== DATA SHOWN

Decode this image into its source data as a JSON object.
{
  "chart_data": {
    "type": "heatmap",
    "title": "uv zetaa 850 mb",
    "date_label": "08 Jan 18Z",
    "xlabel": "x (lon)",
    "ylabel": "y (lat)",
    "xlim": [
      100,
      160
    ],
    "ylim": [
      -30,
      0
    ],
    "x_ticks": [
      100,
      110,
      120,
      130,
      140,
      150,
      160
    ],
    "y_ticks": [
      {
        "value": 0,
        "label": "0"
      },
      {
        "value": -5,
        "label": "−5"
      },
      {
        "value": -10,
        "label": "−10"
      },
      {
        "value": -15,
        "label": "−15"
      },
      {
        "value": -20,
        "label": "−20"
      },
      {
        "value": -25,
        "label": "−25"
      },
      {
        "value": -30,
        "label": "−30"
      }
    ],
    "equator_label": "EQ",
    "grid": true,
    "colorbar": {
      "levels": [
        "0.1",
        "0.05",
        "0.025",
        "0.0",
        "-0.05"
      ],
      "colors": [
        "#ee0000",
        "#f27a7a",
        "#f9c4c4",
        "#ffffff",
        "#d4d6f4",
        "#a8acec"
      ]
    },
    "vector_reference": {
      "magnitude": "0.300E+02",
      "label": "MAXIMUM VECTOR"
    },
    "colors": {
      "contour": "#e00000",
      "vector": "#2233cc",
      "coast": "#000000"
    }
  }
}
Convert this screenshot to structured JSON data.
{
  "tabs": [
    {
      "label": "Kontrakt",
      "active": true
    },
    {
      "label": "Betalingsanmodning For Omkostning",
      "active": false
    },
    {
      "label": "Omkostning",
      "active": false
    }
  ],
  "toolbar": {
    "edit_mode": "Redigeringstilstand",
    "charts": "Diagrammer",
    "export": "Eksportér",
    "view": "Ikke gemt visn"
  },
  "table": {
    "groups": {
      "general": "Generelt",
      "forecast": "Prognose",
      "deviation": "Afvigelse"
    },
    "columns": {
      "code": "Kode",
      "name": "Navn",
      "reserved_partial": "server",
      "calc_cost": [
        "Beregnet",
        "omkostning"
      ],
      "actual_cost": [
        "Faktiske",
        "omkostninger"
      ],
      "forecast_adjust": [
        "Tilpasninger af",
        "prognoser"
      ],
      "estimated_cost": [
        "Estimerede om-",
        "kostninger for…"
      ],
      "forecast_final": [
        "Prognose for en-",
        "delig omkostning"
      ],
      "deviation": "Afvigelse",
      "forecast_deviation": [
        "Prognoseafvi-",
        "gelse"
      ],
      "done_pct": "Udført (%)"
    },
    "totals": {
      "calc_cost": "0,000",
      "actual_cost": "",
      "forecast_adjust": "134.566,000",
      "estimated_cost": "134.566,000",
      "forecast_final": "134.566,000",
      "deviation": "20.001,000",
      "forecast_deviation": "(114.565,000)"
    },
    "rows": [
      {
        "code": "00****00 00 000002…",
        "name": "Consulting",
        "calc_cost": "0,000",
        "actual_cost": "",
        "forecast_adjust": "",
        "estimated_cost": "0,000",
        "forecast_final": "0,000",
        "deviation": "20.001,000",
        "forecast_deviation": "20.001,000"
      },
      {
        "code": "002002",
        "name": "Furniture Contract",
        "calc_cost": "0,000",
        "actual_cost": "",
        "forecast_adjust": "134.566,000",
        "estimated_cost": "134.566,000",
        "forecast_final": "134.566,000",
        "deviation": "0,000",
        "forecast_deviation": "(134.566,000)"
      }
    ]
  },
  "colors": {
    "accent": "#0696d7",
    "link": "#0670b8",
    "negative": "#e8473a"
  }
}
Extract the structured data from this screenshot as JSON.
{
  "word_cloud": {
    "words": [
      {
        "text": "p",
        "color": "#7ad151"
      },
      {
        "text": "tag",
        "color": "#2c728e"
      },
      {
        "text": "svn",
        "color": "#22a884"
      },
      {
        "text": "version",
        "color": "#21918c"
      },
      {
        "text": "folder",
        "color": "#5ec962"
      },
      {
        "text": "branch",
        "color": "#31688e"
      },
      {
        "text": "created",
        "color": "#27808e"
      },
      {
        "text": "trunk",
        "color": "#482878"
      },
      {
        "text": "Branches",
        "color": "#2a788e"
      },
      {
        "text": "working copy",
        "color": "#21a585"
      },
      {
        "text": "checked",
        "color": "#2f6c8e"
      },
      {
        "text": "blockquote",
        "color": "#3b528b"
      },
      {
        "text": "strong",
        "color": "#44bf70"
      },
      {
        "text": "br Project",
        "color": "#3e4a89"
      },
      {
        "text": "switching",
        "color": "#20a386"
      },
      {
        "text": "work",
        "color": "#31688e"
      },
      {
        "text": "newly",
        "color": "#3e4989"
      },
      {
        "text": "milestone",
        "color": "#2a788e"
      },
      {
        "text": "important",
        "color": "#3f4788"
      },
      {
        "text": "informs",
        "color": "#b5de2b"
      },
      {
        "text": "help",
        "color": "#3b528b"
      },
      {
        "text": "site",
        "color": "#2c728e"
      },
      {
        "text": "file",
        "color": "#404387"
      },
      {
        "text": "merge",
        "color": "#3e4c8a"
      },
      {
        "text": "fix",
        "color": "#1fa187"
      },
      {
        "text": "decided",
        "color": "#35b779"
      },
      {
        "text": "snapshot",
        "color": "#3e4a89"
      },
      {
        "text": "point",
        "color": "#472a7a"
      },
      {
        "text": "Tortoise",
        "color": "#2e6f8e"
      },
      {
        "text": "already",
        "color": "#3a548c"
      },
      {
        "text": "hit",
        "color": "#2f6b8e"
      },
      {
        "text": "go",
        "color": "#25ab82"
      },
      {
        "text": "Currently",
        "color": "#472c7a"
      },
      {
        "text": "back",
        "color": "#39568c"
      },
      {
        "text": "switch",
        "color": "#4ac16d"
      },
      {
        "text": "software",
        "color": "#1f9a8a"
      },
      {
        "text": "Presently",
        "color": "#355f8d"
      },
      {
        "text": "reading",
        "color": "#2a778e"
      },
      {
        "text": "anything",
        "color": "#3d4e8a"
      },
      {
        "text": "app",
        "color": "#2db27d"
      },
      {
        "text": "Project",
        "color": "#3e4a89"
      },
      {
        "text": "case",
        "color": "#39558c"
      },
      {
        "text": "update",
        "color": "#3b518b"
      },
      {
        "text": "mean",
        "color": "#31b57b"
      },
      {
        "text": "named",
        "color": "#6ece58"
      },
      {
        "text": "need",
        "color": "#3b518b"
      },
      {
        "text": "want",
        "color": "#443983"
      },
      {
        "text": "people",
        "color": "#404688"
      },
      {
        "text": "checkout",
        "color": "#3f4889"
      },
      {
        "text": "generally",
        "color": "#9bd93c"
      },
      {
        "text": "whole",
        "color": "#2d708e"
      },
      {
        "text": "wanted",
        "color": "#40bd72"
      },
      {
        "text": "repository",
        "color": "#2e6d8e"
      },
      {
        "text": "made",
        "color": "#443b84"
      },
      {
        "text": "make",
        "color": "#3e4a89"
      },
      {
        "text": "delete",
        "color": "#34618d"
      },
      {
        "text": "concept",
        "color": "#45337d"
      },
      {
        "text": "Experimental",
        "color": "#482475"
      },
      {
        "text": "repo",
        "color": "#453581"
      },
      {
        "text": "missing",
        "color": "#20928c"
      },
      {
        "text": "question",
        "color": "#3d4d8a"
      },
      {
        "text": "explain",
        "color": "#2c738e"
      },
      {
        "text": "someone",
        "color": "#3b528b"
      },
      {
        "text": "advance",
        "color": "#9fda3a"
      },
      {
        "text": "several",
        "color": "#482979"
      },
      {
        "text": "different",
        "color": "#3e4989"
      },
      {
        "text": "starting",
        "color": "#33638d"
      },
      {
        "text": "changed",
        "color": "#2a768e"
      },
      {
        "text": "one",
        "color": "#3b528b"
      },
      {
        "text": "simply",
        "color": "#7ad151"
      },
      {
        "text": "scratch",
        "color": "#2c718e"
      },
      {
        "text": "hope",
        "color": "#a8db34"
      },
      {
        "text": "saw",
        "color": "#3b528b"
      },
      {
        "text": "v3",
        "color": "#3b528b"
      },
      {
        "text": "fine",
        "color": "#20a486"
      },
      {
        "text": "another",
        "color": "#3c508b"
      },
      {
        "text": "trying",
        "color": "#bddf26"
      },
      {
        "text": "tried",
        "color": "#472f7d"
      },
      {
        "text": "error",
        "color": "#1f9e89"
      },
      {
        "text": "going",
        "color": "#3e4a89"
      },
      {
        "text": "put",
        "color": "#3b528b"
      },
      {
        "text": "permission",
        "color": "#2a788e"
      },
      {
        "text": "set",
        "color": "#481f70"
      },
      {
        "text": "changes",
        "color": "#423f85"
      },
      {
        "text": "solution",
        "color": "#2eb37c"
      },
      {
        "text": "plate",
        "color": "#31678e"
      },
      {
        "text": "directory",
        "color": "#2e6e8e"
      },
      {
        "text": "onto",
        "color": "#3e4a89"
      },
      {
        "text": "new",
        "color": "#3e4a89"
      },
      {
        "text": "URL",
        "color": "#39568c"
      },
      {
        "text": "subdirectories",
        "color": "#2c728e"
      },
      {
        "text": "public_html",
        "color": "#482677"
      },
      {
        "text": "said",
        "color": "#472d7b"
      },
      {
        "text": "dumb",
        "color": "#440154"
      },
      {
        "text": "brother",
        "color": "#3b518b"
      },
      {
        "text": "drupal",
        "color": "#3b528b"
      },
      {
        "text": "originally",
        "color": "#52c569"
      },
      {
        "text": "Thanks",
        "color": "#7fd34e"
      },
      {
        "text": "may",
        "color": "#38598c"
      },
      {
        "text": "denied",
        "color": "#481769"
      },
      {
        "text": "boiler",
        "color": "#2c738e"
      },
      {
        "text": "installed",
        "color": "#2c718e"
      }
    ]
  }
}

====

*EXERCISE AIM*
Copy out each line of the listing that holds "value".

*RESPONSE TO THIS TASK*
        "value": 0,
        "value": -5,
        "value": -10,
        "value": -15,
        "value": -20,
        "value": -25,
        "value": -30,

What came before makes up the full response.